Dataset items
········
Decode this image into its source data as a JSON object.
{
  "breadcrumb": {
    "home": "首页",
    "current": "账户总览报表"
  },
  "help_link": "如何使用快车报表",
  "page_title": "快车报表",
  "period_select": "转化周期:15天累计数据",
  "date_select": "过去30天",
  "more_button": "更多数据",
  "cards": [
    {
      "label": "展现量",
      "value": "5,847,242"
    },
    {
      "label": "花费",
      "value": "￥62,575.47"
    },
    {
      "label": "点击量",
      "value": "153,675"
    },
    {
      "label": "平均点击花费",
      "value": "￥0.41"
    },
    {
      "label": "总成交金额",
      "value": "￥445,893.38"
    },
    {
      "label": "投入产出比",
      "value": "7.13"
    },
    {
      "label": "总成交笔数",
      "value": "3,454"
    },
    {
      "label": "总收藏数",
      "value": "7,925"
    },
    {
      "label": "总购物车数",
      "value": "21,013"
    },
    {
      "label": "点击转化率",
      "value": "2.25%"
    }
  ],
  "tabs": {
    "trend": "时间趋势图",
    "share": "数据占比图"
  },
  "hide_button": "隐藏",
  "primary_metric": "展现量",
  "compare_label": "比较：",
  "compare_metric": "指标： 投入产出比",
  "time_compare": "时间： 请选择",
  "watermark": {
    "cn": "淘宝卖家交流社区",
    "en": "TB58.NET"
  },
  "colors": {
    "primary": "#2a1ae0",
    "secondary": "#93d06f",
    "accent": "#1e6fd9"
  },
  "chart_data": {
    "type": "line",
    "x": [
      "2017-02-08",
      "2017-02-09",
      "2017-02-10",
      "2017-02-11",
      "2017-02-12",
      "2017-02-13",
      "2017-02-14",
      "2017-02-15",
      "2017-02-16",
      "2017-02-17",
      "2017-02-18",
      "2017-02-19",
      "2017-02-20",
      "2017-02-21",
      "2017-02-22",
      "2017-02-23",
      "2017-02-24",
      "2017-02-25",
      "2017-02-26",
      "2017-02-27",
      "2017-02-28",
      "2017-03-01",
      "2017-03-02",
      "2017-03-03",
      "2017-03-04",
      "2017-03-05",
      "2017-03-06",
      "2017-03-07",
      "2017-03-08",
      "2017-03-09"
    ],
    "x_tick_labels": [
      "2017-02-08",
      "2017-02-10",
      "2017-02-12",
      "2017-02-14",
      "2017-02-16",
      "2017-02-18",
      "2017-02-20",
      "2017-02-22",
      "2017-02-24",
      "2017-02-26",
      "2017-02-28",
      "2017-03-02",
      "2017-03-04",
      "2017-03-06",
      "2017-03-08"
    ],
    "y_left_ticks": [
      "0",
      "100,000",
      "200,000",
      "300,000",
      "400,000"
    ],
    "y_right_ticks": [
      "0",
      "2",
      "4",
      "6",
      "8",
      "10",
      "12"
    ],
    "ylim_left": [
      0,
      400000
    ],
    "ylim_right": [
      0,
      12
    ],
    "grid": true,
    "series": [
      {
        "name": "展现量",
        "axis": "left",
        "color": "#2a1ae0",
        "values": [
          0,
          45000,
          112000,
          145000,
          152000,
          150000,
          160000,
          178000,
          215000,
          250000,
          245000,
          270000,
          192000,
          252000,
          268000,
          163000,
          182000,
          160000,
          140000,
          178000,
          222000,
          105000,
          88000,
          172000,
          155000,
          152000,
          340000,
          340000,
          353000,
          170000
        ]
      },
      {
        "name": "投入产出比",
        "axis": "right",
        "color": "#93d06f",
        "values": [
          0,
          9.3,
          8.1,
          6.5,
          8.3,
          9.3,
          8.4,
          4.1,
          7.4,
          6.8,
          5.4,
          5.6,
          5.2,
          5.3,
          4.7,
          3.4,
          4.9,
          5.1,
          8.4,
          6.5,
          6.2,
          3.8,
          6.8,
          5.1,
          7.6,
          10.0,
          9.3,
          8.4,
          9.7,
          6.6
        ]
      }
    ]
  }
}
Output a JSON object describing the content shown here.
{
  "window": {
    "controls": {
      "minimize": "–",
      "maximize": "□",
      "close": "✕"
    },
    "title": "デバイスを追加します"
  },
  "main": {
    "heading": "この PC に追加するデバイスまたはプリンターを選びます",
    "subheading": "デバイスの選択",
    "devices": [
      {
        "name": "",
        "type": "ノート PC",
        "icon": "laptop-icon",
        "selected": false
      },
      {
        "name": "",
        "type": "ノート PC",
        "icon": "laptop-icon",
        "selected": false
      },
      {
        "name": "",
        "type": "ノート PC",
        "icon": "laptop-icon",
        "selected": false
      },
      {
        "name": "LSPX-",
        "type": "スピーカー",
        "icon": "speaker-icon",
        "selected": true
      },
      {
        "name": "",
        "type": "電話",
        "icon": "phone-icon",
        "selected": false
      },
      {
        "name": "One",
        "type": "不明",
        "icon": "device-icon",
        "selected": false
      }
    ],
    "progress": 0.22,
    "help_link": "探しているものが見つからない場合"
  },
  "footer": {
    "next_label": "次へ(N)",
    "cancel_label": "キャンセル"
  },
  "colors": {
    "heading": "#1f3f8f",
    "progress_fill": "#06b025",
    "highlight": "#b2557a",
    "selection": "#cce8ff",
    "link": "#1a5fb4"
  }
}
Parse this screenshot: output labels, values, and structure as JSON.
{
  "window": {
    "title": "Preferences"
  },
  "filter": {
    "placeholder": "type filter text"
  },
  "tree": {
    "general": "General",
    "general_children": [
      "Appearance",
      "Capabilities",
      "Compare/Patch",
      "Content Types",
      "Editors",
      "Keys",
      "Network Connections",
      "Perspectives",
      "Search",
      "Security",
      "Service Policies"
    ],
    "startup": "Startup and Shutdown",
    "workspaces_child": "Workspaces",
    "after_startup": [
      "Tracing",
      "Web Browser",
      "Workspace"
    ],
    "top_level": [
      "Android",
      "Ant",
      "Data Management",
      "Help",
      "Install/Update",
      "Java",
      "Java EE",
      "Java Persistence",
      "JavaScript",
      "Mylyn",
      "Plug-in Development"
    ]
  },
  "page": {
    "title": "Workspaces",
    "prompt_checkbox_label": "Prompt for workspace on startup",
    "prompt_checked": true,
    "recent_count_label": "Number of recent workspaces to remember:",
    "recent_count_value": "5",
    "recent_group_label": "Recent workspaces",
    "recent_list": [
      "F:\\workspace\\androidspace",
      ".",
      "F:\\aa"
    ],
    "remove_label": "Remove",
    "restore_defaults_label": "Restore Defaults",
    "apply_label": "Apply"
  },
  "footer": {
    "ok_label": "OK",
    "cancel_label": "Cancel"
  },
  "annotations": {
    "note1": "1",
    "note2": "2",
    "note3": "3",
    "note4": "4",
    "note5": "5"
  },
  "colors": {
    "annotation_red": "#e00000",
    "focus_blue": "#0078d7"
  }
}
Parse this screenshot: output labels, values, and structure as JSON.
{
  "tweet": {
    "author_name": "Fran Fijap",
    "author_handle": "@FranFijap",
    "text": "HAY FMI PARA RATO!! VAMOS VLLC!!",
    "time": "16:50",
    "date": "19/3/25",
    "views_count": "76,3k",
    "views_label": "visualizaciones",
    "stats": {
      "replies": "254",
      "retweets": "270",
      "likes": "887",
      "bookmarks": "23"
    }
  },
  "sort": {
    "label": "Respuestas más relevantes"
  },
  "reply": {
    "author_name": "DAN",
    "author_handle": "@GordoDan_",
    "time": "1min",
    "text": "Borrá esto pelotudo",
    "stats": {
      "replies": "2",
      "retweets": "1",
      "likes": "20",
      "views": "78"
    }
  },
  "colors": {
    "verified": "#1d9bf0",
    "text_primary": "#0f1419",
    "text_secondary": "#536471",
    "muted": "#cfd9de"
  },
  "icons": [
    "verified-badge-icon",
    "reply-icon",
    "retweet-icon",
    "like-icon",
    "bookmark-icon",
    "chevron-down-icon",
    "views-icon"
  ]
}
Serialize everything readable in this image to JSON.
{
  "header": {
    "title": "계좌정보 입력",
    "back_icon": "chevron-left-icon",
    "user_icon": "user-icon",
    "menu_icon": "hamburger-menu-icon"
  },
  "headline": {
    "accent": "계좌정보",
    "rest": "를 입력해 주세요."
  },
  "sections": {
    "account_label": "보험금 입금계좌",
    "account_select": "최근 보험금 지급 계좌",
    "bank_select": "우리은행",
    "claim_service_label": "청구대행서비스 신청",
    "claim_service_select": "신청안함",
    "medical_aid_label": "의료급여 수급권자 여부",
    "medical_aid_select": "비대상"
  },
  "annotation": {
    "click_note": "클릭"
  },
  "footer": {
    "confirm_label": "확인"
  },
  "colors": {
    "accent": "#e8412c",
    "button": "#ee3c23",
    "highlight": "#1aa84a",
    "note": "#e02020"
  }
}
········
- Exercise objective
Output exactly the lines from the one containing "Serialize everything readable" through the last line of the entries, both ends included.

- Exercise response
Serialize everything readable in this image to JSON.
{
  "header": {
    "title": "계좌정보 입력",
    "back_icon": "chevron-left-icon",
    "user_icon": "user-icon",
    "menu_icon": "hamburger-menu-icon"
  },
  "headline": {
    "accent": "계좌정보",
    "rest": "를 입력해 주세요."
  },
  "sections": {
    "account_label": "보험금 입금계좌",
    "account_select": "최근 보험금 지급 계좌",
    "bank_select": "우리은행",
    "claim_service_label": "청구대행서비스 신청",
    "claim_service_select": "신청안함",
    "medical_aid_label": "의료급여 수급권자 여부",
    "medical_aid_select": "비대상"
  },
  "annotation": {
    "click_note": "클릭"
  },
  "footer": {
    "confirm_label": "확인"
  },
  "colors": {
    "accent": "#e8412c",
    "button": "#ee3c23",
    "highlight": "#1aa84a",
    "note": "#e02020"
  }
}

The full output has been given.